Reproduce the lines verbatim, beginning at the line that contains "Enumerate the UI" and stopping after the line that contains "column-divider-left bbox=[389, 50, 391, 462]".

[INFORMATION PROVIDED]
---*---

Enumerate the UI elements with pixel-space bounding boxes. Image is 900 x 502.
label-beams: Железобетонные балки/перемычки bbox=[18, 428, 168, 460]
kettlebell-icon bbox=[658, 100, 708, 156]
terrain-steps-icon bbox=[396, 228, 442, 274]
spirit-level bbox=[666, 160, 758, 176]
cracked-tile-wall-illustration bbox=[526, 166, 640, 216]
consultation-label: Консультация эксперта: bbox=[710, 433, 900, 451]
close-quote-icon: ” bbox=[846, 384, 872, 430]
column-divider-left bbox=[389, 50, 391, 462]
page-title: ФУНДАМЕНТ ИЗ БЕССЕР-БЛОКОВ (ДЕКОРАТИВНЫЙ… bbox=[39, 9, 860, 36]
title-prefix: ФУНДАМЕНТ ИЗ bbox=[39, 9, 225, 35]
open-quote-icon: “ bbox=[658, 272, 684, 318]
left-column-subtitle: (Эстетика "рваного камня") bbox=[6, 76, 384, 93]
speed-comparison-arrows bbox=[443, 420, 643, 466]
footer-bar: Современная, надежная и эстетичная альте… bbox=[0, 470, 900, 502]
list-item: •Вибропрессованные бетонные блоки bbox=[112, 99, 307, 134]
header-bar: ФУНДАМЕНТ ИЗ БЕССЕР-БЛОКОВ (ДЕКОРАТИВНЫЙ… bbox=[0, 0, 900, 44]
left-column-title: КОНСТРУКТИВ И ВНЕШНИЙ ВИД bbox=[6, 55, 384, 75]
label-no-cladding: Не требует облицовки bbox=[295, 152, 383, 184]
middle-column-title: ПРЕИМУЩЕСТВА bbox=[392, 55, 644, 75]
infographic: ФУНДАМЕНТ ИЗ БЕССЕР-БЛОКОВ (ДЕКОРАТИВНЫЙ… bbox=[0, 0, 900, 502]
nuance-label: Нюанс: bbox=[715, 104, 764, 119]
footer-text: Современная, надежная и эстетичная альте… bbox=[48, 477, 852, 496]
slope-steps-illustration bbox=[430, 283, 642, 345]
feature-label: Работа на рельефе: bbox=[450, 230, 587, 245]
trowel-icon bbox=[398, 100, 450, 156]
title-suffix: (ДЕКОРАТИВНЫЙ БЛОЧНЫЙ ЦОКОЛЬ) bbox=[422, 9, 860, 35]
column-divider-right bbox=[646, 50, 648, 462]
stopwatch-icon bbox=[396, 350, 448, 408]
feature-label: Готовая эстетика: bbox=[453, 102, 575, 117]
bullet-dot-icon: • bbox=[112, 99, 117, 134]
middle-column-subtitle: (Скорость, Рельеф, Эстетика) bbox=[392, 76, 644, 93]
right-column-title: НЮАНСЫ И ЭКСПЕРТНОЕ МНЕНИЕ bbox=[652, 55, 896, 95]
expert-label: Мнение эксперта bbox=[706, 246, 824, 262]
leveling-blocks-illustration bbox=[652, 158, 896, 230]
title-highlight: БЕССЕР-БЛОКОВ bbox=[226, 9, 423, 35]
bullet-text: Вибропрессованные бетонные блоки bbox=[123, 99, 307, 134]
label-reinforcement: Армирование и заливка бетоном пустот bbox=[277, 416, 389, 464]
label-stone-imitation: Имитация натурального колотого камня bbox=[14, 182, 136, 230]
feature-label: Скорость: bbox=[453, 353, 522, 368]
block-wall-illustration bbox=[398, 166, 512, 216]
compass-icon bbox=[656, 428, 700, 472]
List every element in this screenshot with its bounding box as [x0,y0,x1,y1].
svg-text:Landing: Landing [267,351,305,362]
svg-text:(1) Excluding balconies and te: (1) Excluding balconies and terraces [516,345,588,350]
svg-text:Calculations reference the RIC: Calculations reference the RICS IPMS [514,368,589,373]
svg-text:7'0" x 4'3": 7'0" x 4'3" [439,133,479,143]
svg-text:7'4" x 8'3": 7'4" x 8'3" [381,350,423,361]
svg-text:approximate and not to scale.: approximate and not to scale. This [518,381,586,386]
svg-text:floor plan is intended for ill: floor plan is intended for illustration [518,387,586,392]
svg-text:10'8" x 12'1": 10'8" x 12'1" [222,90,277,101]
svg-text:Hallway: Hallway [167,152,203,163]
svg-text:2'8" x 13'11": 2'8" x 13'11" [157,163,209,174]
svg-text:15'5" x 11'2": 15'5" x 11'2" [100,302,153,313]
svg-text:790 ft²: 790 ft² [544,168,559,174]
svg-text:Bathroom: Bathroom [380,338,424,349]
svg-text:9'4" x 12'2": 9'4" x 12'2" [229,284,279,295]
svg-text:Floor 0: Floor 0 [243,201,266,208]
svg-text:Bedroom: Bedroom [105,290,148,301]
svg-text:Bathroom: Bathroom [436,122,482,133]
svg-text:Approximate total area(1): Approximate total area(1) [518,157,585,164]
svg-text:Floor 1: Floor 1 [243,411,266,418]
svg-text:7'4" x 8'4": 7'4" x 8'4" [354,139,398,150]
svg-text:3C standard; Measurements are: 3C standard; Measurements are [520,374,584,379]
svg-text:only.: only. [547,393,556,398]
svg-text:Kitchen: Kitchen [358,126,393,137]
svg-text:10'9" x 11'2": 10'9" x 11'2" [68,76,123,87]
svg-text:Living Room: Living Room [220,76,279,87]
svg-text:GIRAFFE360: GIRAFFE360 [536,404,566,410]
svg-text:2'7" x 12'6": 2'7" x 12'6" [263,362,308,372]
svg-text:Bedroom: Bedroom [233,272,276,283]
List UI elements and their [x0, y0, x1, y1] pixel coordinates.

---*---

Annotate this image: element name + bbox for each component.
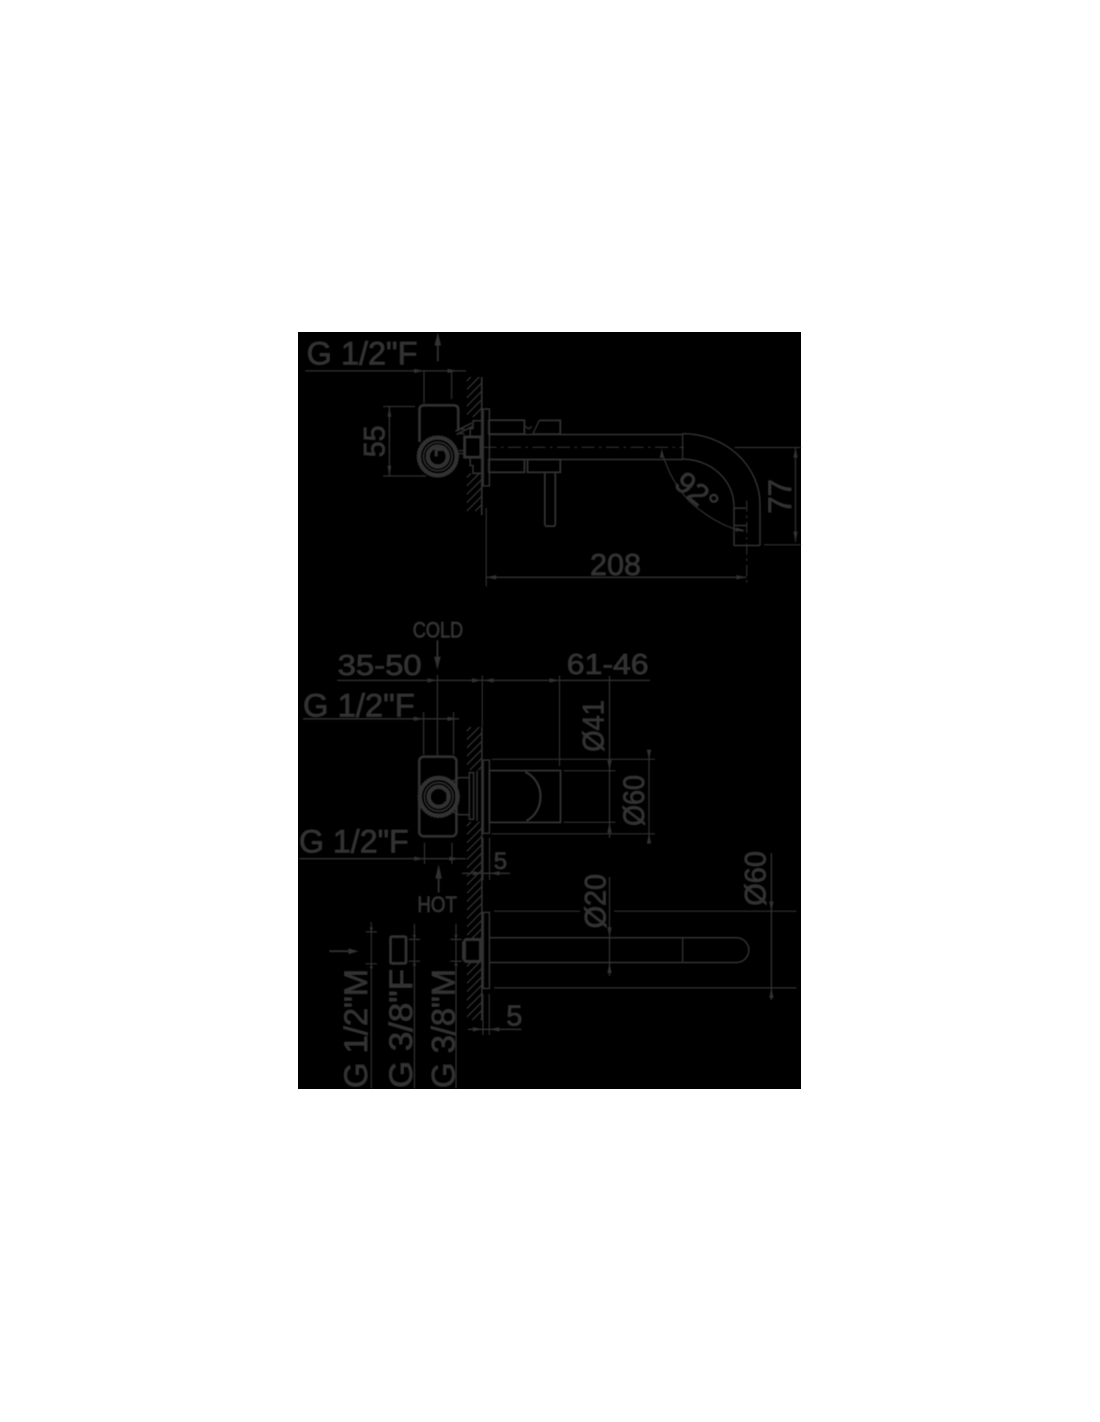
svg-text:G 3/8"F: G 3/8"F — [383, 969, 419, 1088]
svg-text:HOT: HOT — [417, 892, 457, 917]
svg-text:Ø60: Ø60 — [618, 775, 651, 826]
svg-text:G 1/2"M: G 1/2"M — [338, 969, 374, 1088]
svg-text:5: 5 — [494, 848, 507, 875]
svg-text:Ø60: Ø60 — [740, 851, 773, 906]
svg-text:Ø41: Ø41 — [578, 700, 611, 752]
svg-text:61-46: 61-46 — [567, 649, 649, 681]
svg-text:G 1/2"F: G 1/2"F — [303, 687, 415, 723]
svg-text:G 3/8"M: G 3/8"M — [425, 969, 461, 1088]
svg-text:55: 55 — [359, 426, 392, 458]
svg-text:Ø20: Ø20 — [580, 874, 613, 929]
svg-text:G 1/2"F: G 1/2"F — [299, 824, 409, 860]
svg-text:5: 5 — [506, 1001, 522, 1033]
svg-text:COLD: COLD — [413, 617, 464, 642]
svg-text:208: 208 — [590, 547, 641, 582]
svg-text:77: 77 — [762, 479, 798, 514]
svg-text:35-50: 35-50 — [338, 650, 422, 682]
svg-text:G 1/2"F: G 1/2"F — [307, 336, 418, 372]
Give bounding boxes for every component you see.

---*---

[TASK OUTPUT]
Enumerate the UI elements with pixel-space bounding boxes. Image is 900 x 502.
label-beams: Железобетонные балки/перемычки bbox=[18, 428, 168, 460]
kettlebell-icon bbox=[658, 100, 708, 156]
terrain-steps-icon bbox=[396, 228, 442, 274]
spirit-level bbox=[666, 160, 758, 176]
cracked-tile-wall-illustration bbox=[526, 166, 640, 216]
consultation-label: Консультация эксперта: bbox=[710, 433, 900, 451]
close-quote-icon: ” bbox=[846, 384, 872, 430]
column-divider-left bbox=[389, 50, 391, 462]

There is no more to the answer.